EXERCISE AIM — Reproduce all the lines below exactly and omit the images.

— begin DATA SECTION —

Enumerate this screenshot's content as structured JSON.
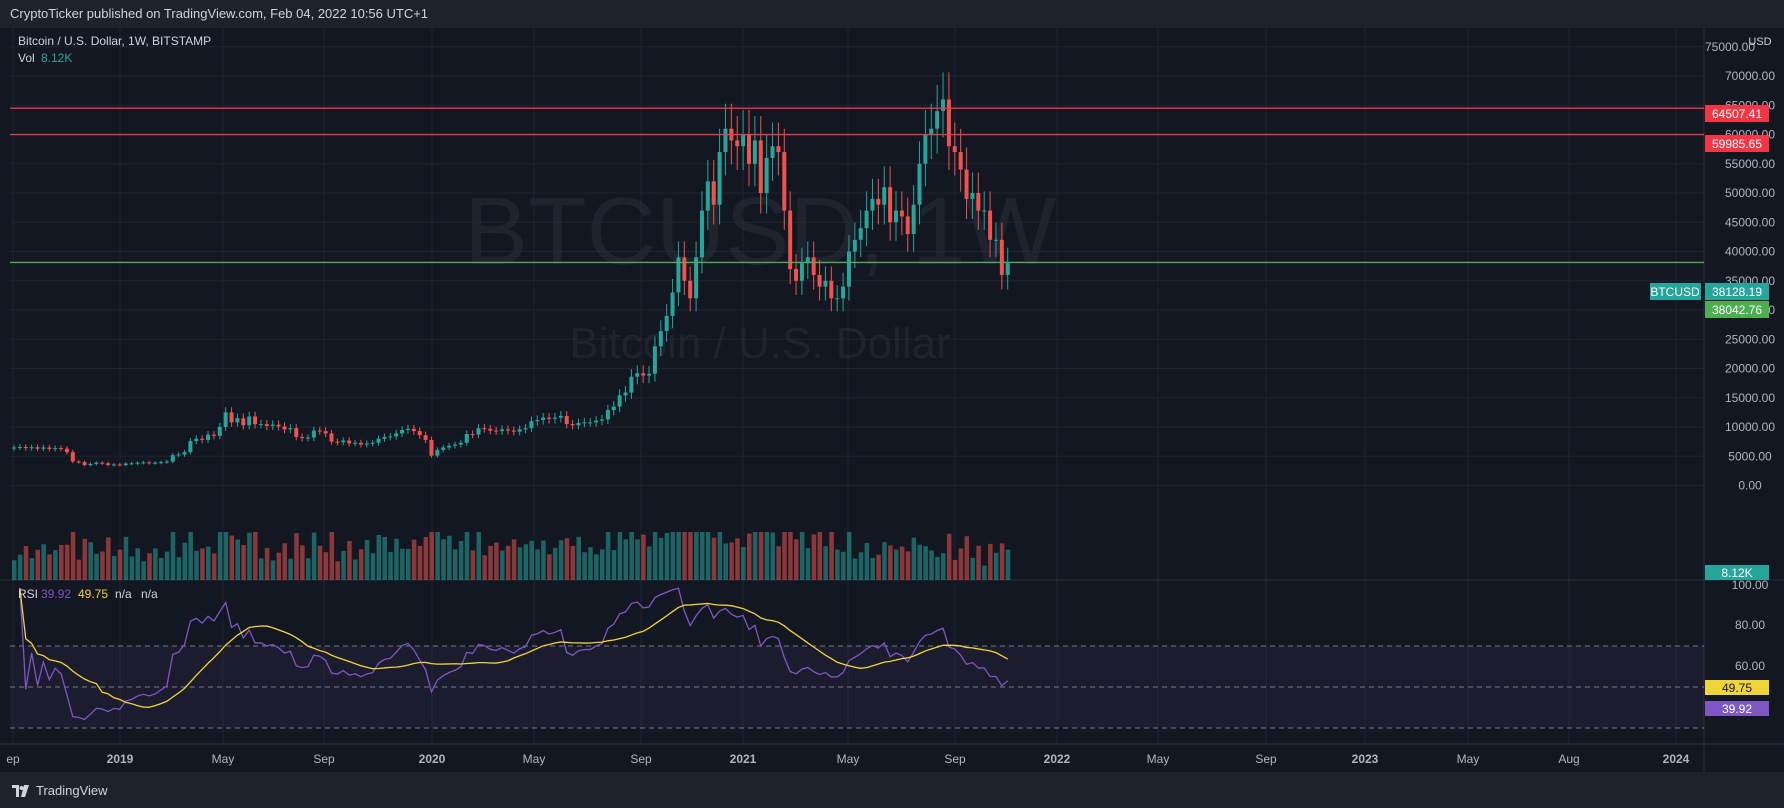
{
  "header": {
    "publish_line": "CryptoTicker published on TradingView.com, Feb 04, 2022 10:56 UTC+1"
  },
  "footer": {
    "brand": "TradingView"
  },
  "legend": {
    "symbol_line": "Bitcoin / U.S. Dollar, 1W, BITSTAMP",
    "vol_label": "Vol",
    "vol_value": "8.12K",
    "rsi_label": "RSI",
    "rsi_value": "39.92",
    "rsi_ma_value": "49.75",
    "rsi_na1": "n/a",
    "rsi_na2": "n/a"
  },
  "watermark": {
    "ticker": "BTCUSD, 1W",
    "name": "Bitcoin / U.S. Dollar"
  },
  "price_axis": {
    "currency": "USD",
    "ticks": [
      "75000.00",
      "70000.00",
      "65000.00",
      "60000.00",
      "55000.00",
      "50000.00",
      "45000.00",
      "40000.00",
      "35000.00",
      "30000.00",
      "25000.00",
      "20000.00",
      "15000.00",
      "10000.00",
      "5000.00",
      "0.00"
    ]
  },
  "rsi_axis": {
    "ticks": [
      "100.00",
      "80.00",
      "60.00"
    ]
  },
  "time_axis": {
    "labels": [
      "ep",
      "2019",
      "May",
      "Sep",
      "2020",
      "May",
      "Sep",
      "2021",
      "May",
      "Sep",
      "2022",
      "May",
      "Sep",
      "2023",
      "May",
      "Aug",
      "2024"
    ]
  },
  "colors": {
    "up": "#26a69a",
    "down": "#ef5350",
    "resistance": "#f23645",
    "support": "#4caf50",
    "rsi": "#7e57c2",
    "rsi_ma": "#f0d53a"
  },
  "chart_data": {
    "type": "candlestick",
    "symbol": "BTCUSD",
    "interval": "1W",
    "price_range": [
      -3500,
      76500
    ],
    "horizontal_lines": [
      {
        "value": 64507.41,
        "label": "64507.41",
        "color": "#f23645"
      },
      {
        "value": 59985.65,
        "label": "59985.65",
        "color": "#f23645"
      },
      {
        "value": 38128.19,
        "label": "38128.19",
        "color": "#4caf50"
      }
    ],
    "last_price": {
      "tag": "BTCUSD",
      "value": "38128.19"
    },
    "price_marker": "38042.76",
    "volume_marker": "8.12K",
    "rsi_markers": {
      "ma": "49.75",
      "rsi": "39.92"
    },
    "rsi_levels": [
      70,
      50,
      30
    ],
    "closes": [
      6500,
      6600,
      6400,
      6550,
      6300,
      6500,
      6250,
      6400,
      6300,
      5700,
      4100,
      4000,
      3500,
      3700,
      3900,
      3800,
      3500,
      3600,
      3500,
      3750,
      3800,
      3900,
      3950,
      3850,
      3900,
      4000,
      4100,
      5200,
      5300,
      5700,
      7600,
      8000,
      7800,
      8700,
      8500,
      10000,
      12500,
      10800,
      11500,
      10300,
      11800,
      10500,
      10500,
      10200,
      10400,
      10100,
      9600,
      9800,
      8300,
      8100,
      8200,
      9400,
      9300,
      8900,
      7500,
      7400,
      7700,
      7200,
      7300,
      7000,
      7200,
      7300,
      8000,
      8300,
      8400,
      8900,
      9500,
      9700,
      9300,
      8600,
      7800,
      5100,
      6100,
      6500,
      6800,
      7000,
      7300,
      8800,
      8700,
      9800,
      9700,
      9400,
      9300,
      9600,
      9400,
      9200,
      9600,
      9800,
      11000,
      11200,
      11600,
      11400,
      11600,
      11900,
      10500,
      10300,
      10700,
      10800,
      10800,
      11100,
      11300,
      12900,
      13500,
      15400,
      15900,
      18600,
      19200,
      18800,
      19100,
      23800,
      26400,
      29000,
      33000,
      39000,
      35000,
      32000,
      39000,
      47000,
      52000,
      48000,
      57000,
      61000,
      59000,
      58000,
      60000,
      55000,
      59000,
      50000,
      56000,
      58000,
      57000,
      47000,
      37000,
      35000,
      38000,
      39000,
      36000,
      34000,
      35000,
      32000,
      32000,
      34000,
      40000,
      42000,
      44000,
      47000,
      49000,
      48000,
      51000,
      45000,
      47000,
      46000,
      43000,
      48000,
      55000,
      60000,
      61000,
      64000,
      66000,
      58000,
      57000,
      54000,
      49000,
      50000,
      47000,
      47000,
      42000,
      42000,
      36000,
      38000
    ],
    "volume_note": "volume histogram shown below candles",
    "time_labels": [
      "ep",
      "2019",
      "May",
      "Sep",
      "2020",
      "May",
      "Sep",
      "2021",
      "May",
      "Sep",
      "2022",
      "May",
      "Sep",
      "2023",
      "May",
      "Aug",
      "2024"
    ]
  }
}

— end DATA SECTION —

THE RESULT —
Enumerate this screenshot's content as structured JSON.
{
  "header": {
    "publish_line": "CryptoTicker published on TradingView.com, Feb 04, 2022 10:56 UTC+1"
  },
  "footer": {
    "brand": "TradingView"
  },
  "legend": {
    "symbol_line": "Bitcoin / U.S. Dollar, 1W, BITSTAMP",
    "vol_label": "Vol",
    "vol_value": "8.12K",
    "rsi_label": "RSI",
    "rsi_value": "39.92",
    "rsi_ma_value": "49.75",
    "rsi_na1": "n/a",
    "rsi_na2": "n/a"
  },
  "watermark": {
    "ticker": "BTCUSD, 1W",
    "name": "Bitcoin / U.S. Dollar"
  },
  "price_axis": {
    "currency": "USD",
    "ticks": [
      "75000.00",
      "70000.00",
      "65000.00",
      "60000.00",
      "55000.00",
      "50000.00",
      "45000.00",
      "40000.00",
      "35000.00",
      "30000.00",
      "25000.00",
      "20000.00",
      "15000.00",
      "10000.00",
      "5000.00",
      "0.00"
    ]
  },
  "rsi_axis": {
    "ticks": [
      "100.00",
      "80.00",
      "60.00"
    ]
  },
  "time_axis": {
    "labels": [
      "ep",
      "2019",
      "May",
      "Sep",
      "2020",
      "May",
      "Sep",
      "2021",
      "May",
      "Sep",
      "2022",
      "May",
      "Sep",
      "2023",
      "May",
      "Aug",
      "2024"
    ]
  },
  "colors": {
    "up": "#26a69a",
    "down": "#ef5350",
    "resistance": "#f23645",
    "support": "#4caf50",
    "rsi": "#7e57c2",
    "rsi_ma": "#f0d53a"
  },
  "chart_data": {
    "type": "candlestick",
    "symbol": "BTCUSD",
    "interval": "1W",
    "price_range": [
      -3500,
      76500
    ],
    "horizontal_lines": [
      {
        "value": 64507.41,
        "label": "64507.41",
        "color": "#f23645"
      },
      {
        "value": 59985.65,
        "label": "59985.65",
        "color": "#f23645"
      },
      {
        "value": 38128.19,
        "label": "38128.19",
        "color": "#4caf50"
      }
    ],
    "last_price": {
      "tag": "BTCUSD",
      "value": "38128.19"
    },
    "price_marker": "38042.76",
    "volume_marker": "8.12K",
    "rsi_markers": {
      "ma": "49.75",
      "rsi": "39.92"
    },
    "rsi_levels": [
      70,
      50,
      30
    ],
    "closes": [
      6500,
      6600,
      6400,
      6550,
      6300,
      6500,
      6250,
      6400,
      6300,
      5700,
      4100,
      4000,
      3500,
      3700,
      3900,
      3800,
      3500,
      3600,
      3500,
      3750,
      3800,
      3900,
      3950,
      3850,
      3900,
      4000,
      4100,
      5200,
      5300,
      5700,
      7600,
      8000,
      7800,
      8700,
      8500,
      10000,
      12500,
      10800,
      11500,
      10300,
      11800,
      10500,
      10500,
      10200,
      10400,
      10100,
      9600,
      9800,
      8300,
      8100,
      8200,
      9400,
      9300,
      8900,
      7500,
      7400,
      7700,
      7200,
      7300,
      7000,
      7200,
      7300,
      8000,
      8300,
      8400,
      8900,
      9500,
      9700,
      9300,
      8600,
      7800,
      5100,
      6100,
      6500,
      6800,
      7000,
      7300,
      8800,
      8700,
      9800,
      9700,
      9400,
      9300,
      9600,
      9400,
      9200,
      9600,
      9800,
      11000,
      11200,
      11600,
      11400,
      11600,
      11900,
      10500,
      10300,
      10700,
      10800,
      10800,
      11100,
      11300,
      12900,
      13500,
      15400,
      15900,
      18600,
      19200,
      18800,
      19100,
      23800,
      26400,
      29000,
      33000,
      39000,
      35000,
      32000,
      39000,
      47000,
      52000,
      48000,
      57000,
      61000,
      59000,
      58000,
      60000,
      55000,
      59000,
      50000,
      56000,
      58000,
      57000,
      47000,
      37000,
      35000,
      38000,
      39000,
      36000,
      34000,
      35000,
      32000,
      32000,
      34000,
      40000,
      42000,
      44000,
      47000,
      49000,
      48000,
      51000,
      45000,
      47000,
      46000,
      43000,
      48000,
      55000,
      60000,
      61000,
      64000,
      66000,
      58000,
      57000,
      54000,
      49000,
      50000,
      47000,
      47000,
      42000,
      42000,
      36000,
      38000
    ],
    "volume_note": "volume histogram shown below candles",
    "time_labels": [
      "ep",
      "2019",
      "May",
      "Sep",
      "2020",
      "May",
      "Sep",
      "2021",
      "May",
      "Sep",
      "2022",
      "May",
      "Sep",
      "2023",
      "May",
      "Aug",
      "2024"
    ]
  }
}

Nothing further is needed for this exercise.